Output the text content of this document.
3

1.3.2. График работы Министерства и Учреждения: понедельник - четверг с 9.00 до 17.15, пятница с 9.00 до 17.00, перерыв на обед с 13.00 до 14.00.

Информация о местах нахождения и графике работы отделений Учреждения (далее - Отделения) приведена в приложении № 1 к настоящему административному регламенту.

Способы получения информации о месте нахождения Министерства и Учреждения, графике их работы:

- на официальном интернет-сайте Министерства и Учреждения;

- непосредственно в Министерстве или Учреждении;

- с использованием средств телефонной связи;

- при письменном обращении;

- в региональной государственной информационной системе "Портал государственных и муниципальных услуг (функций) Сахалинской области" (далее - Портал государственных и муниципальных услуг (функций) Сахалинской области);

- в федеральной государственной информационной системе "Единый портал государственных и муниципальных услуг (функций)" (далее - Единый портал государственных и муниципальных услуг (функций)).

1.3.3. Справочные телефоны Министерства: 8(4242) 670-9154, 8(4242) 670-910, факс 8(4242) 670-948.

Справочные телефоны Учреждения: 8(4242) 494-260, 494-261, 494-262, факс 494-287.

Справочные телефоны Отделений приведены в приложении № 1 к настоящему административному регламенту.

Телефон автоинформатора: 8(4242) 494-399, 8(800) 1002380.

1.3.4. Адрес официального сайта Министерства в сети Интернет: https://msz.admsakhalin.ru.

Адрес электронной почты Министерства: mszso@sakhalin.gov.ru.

---

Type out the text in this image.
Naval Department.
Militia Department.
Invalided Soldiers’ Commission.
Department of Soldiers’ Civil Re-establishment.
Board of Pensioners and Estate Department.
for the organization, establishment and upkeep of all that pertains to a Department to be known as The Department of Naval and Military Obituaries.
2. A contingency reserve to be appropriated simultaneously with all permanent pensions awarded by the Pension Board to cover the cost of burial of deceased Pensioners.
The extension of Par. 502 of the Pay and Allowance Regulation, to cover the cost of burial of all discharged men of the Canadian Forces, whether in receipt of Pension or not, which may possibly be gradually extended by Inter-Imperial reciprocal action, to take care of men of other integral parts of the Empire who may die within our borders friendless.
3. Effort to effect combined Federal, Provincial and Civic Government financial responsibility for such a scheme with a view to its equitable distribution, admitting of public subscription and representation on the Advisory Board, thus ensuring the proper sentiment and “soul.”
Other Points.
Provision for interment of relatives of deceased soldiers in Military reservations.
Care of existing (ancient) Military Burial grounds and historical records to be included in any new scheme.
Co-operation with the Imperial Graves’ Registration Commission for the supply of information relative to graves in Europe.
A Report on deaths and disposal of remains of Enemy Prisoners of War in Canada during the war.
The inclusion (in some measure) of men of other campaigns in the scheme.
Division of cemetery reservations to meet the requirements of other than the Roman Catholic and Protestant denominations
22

REQUIREMENTS: Search the listing for the word "cover" and return each line that holds it.

COMPLETED EXERCISE:
2. A contingency reserve to be appropriated simultaneously with all permanent pensions awarded by the Pension Board to cover the cost of burial of deceased Pensioners.
The extension of Par. 502 of the Pay and Allowance Regulation, to cover the cost of burial of all discharged men of the Canadian Forces, whether in receipt of Pension or not, which may possibly be gradually extended by Inter-Imperial reciprocal action, to take care of men of other integral parts of the Empire who may die within our borders friendless.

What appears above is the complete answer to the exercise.